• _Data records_
::::

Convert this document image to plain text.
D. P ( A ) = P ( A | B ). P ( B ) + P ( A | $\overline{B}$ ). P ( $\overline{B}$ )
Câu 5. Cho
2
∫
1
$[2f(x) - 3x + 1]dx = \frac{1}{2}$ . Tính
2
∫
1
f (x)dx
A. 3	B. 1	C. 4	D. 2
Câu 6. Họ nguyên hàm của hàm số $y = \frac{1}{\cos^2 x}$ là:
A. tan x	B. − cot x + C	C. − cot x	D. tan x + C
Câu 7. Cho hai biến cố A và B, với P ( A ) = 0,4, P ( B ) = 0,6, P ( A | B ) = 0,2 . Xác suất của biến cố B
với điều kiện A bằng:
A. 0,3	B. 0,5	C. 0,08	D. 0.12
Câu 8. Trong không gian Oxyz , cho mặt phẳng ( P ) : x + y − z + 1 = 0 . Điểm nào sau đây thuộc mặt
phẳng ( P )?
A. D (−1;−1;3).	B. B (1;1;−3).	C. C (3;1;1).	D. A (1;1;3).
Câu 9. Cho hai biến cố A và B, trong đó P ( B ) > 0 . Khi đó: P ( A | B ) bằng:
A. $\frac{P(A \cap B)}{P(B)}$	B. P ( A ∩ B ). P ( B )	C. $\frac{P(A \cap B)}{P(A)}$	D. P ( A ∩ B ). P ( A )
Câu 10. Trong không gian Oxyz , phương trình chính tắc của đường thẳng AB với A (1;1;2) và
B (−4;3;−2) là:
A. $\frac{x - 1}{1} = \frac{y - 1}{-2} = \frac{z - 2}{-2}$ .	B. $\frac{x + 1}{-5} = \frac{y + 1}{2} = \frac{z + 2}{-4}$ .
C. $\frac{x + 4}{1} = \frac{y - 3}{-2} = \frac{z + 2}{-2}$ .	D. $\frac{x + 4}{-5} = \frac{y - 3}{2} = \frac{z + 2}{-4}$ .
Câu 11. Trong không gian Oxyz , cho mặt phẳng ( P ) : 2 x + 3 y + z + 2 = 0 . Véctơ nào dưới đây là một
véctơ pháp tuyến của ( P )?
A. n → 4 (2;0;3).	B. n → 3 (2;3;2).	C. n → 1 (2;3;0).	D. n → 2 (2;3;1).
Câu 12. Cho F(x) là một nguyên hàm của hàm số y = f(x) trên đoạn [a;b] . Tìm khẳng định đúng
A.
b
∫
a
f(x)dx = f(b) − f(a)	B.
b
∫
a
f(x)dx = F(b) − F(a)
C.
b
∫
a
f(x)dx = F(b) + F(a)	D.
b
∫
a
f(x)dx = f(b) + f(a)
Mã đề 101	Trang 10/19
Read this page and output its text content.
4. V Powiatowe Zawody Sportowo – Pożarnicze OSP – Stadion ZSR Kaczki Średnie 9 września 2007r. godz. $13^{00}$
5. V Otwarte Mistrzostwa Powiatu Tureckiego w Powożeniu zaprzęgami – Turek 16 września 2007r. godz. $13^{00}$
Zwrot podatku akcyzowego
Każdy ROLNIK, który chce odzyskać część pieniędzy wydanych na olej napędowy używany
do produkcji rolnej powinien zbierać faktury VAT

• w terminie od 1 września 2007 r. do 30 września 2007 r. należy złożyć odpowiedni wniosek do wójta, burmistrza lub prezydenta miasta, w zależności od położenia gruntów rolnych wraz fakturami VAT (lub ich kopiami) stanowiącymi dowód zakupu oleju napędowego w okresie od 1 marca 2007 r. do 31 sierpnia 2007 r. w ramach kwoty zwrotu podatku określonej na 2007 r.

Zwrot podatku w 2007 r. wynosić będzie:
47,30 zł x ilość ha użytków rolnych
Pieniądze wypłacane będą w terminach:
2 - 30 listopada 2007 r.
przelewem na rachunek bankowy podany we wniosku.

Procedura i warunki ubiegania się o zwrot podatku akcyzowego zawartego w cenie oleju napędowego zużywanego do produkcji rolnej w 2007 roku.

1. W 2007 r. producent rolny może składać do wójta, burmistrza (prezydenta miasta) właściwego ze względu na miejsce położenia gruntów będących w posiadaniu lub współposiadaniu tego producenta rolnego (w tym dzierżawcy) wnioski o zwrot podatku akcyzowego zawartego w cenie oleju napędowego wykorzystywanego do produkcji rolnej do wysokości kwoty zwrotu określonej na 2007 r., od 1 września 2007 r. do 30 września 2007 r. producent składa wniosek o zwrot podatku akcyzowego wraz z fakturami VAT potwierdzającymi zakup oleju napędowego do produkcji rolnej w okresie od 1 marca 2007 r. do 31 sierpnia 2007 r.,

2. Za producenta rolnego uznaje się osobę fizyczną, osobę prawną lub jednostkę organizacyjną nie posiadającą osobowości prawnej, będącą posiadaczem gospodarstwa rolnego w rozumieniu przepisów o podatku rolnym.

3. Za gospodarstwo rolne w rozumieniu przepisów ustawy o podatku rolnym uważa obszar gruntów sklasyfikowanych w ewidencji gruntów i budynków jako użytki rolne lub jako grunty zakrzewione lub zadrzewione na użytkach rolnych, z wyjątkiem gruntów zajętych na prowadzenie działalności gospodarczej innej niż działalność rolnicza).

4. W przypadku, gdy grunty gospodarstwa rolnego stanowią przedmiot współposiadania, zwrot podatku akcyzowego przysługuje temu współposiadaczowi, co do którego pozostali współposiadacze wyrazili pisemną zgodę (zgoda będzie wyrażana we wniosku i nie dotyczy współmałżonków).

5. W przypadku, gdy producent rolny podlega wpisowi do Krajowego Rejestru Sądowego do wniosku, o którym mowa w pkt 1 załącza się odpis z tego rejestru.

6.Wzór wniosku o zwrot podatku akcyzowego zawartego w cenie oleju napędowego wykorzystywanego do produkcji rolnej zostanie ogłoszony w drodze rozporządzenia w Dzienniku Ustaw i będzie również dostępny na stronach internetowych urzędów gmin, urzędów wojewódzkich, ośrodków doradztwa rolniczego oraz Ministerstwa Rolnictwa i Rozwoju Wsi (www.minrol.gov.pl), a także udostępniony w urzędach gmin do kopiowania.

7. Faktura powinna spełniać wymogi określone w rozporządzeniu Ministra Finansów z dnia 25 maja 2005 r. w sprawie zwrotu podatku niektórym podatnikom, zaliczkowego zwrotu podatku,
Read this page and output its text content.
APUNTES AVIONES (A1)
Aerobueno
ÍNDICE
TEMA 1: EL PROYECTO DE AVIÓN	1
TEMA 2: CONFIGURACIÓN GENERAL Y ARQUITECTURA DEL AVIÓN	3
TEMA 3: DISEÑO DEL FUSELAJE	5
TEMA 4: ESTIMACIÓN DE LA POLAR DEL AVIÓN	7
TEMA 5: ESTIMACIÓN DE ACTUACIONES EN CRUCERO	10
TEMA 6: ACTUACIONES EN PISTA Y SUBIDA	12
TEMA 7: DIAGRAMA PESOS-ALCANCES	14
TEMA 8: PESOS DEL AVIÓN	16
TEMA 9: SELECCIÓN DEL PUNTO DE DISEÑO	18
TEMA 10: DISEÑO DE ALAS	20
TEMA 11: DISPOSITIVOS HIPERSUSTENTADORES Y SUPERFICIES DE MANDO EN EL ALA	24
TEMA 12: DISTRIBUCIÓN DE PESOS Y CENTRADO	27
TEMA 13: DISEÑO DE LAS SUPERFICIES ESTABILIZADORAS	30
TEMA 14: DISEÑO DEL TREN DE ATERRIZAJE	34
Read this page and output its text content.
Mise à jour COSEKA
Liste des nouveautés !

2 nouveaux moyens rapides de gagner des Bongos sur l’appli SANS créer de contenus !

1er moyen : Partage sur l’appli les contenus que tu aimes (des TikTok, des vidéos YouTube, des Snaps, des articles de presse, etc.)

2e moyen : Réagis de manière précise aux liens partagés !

::::

• _What the task asks_
Make an exact copy of the records.

• _Exercise answer_
Convert this document image to plain text.
D. P ( A ) = P ( A | B ). P ( B ) + P ( A | $\overline{B}$ ). P ( $\overline{B}$ )
Câu 5. Cho
2
∫
1
$[2f(x) - 3x + 1]dx = \frac{1}{2}$ . Tính
2
∫
1
f (x)dx
A. 3	B. 1	C. 4	D. 2
Câu 6. Họ nguyên hàm của hàm số $y = \frac{1}{\cos^2 x}$ là:
A. tan x	B. − cot x + C	C. − cot x	D. tan x + C
Câu 7. Cho hai biến cố A và B, với P ( A ) = 0,4, P ( B ) = 0,6, P ( A | B ) = 0,2 . Xác suất của biến cố B
với điều kiện A bằng:
A. 0,3	B. 0,5	C. 0,08	D. 0.12
Câu 8. Trong không gian Oxyz , cho mặt phẳng ( P ) : x + y − z + 1 = 0 . Điểm nào sau đây thuộc mặt
phẳng ( P )?
A. D (−1;−1;3).	B. B (1;1;−3).	C. C (3;1;1).	D. A (1;1;3).
Câu 9. Cho hai biến cố A và B, trong đó P ( B ) > 0 . Khi đó: P ( A | B ) bằng:
A. $\frac{P(A \cap B)}{P(B)}$	B. P ( A ∩ B ). P ( B )	C. $\frac{P(A \cap B)}{P(A)}$	D. P ( A ∩ B ). P ( A )
Câu 10. Trong không gian Oxyz , phương trình chính tắc của đường thẳng AB với A (1;1;2) và
B (−4;3;−2) là:
A. $\frac{x - 1}{1} = \frac{y - 1}{-2} = \frac{z - 2}{-2}$ .	B. $\frac{x + 1}{-5} = \frac{y + 1}{2} = \frac{z + 2}{-4}$ .
C. $\frac{x + 4}{1} = \frac{y - 3}{-2} = \frac{z + 2}{-2}$ .	D. $\frac{x + 4}{-5} = \frac{y - 3}{2} = \frac{z + 2}{-4}$ .
Câu 11. Trong không gian Oxyz , cho mặt phẳng ( P ) : 2 x + 3 y + z + 2 = 0 . Véctơ nào dưới đây là một
véctơ pháp tuyến của ( P )?
A. n → 4 (2;0;3).	B. n → 3 (2;3;2).	C. n → 1 (2;3;0).	D. n → 2 (2;3;1).
Câu 12. Cho F(x) là một nguyên hàm của hàm số y = f(x) trên đoạn [a;b] . Tìm khẳng định đúng
A.
b
∫
a
f(x)dx = f(b) − f(a)	B.
b
∫
a
f(x)dx = F(b) − F(a)
C.
b
∫
a
f(x)dx = F(b) + F(a)	D.
b
∫
a
f(x)dx = f(b) + f(a)
Mã đề 101	Trang 10/19
Read this page and output its text content.
4. V Powiatowe Zawody Sportowo – Pożarnicze OSP – Stadion ZSR Kaczki Średnie 9 września 2007r. godz. $13^{00}$
5. V Otwarte Mistrzostwa Powiatu Tureckiego w Powożeniu zaprzęgami – Turek 16 września 2007r. godz. $13^{00}$
Zwrot podatku akcyzowego
Każdy ROLNIK, który chce odzyskać część pieniędzy wydanych na olej napędowy używany
do produkcji rolnej powinien zbierać faktury VAT

• w terminie od 1 września 2007 r. do 30 września 2007 r. należy złożyć odpowiedni wniosek do wójta, burmistrza lub prezydenta miasta, w zależności od położenia gruntów rolnych wraz fakturami VAT (lub ich kopiami) stanowiącymi dowód zakupu oleju napędowego w okresie od 1 marca 2007 r. do 31 sierpnia 2007 r. w ramach kwoty zwrotu podatku określonej na 2007 r.

Zwrot podatku w 2007 r. wynosić będzie:
47,30 zł x ilość ha użytków rolnych
Pieniądze wypłacane będą w terminach:
2 - 30 listopada 2007 r.
przelewem na rachunek bankowy podany we wniosku.

Procedura i warunki ubiegania się o zwrot podatku akcyzowego zawartego w cenie oleju napędowego zużywanego do produkcji rolnej w 2007 roku.

1. W 2007 r. producent rolny może składać do wójta, burmistrza (prezydenta miasta) właściwego ze względu na miejsce położenia gruntów będących w posiadaniu lub współposiadaniu tego producenta rolnego (w tym dzierżawcy) wnioski o zwrot podatku akcyzowego zawartego w cenie oleju napędowego wykorzystywanego do produkcji rolnej do wysokości kwoty zwrotu określonej na 2007 r., od 1 września 2007 r. do 30 września 2007 r. producent składa wniosek o zwrot podatku akcyzowego wraz z fakturami VAT potwierdzającymi zakup oleju napędowego do produkcji rolnej w okresie od 1 marca 2007 r. do 31 sierpnia 2007 r.,

2. Za producenta rolnego uznaje się osobę fizyczną, osobę prawną lub jednostkę organizacyjną nie posiadającą osobowości prawnej, będącą posiadaczem gospodarstwa rolnego w rozumieniu przepisów o podatku rolnym.

3. Za gospodarstwo rolne w rozumieniu przepisów ustawy o podatku rolnym uważa obszar gruntów sklasyfikowanych w ewidencji gruntów i budynków jako użytki rolne lub jako grunty zakrzewione lub zadrzewione na użytkach rolnych, z wyjątkiem gruntów zajętych na prowadzenie działalności gospodarczej innej niż działalność rolnicza).

4. W przypadku, gdy grunty gospodarstwa rolnego stanowią przedmiot współposiadania, zwrot podatku akcyzowego przysługuje temu współposiadaczowi, co do którego pozostali współposiadacze wyrazili pisemną zgodę (zgoda będzie wyrażana we wniosku i nie dotyczy współmałżonków).

5. W przypadku, gdy producent rolny podlega wpisowi do Krajowego Rejestru Sądowego do wniosku, o którym mowa w pkt 1 załącza się odpis z tego rejestru.

6.Wzór wniosku o zwrot podatku akcyzowego zawartego w cenie oleju napędowego wykorzystywanego do produkcji rolnej zostanie ogłoszony w drodze rozporządzenia w Dzienniku Ustaw i będzie również dostępny na stronach internetowych urzędów gmin, urzędów wojewódzkich, ośrodków doradztwa rolniczego oraz Ministerstwa Rolnictwa i Rozwoju Wsi (www.minrol.gov.pl), a także udostępniony w urzędach gmin do kopiowania.

7. Faktura powinna spełniać wymogi określone w rozporządzeniu Ministra Finansów z dnia 25 maja 2005 r. w sprawie zwrotu podatku niektórym podatnikom, zaliczkowego zwrotu podatku,
Read this page and output its text content.
APUNTES AVIONES (A1)
Aerobueno
ÍNDICE
TEMA 1: EL PROYECTO DE AVIÓN	1
TEMA 2: CONFIGURACIÓN GENERAL Y ARQUITECTURA DEL AVIÓN	3
TEMA 3: DISEÑO DEL FUSELAJE	5
TEMA 4: ESTIMACIÓN DE LA POLAR DEL AVIÓN	7
TEMA 5: ESTIMACIÓN DE ACTUACIONES EN CRUCERO	10
TEMA 6: ACTUACIONES EN PISTA Y SUBIDA	12
TEMA 7: DIAGRAMA PESOS-ALCANCES	14
TEMA 8: PESOS DEL AVIÓN	16
TEMA 9: SELECCIÓN DEL PUNTO DE DISEÑO	18
TEMA 10: DISEÑO DE ALAS	20
TEMA 11: DISPOSITIVOS HIPERSUSTENTADORES Y SUPERFICIES DE MANDO EN EL ALA	24
TEMA 12: DISTRIBUCIÓN DE PESOS Y CENTRADO	27
TEMA 13: DISEÑO DE LAS SUPERFICIES ESTABILIZADORAS	30
TEMA 14: DISEÑO DEL TREN DE ATERRIZAJE	34
Read this page and output its text content.
Mise à jour COSEKA
Liste des nouveautés !

2 nouveaux moyens rapides de gagner des Bongos sur l’appli SANS créer de contenus !

1er moyen : Partage sur l’appli les contenus que tu aimes (des TikTok, des vidéos YouTube, des Snaps, des articles de presse, etc.)

2e moyen : Réagis de manière précise aux liens partagés !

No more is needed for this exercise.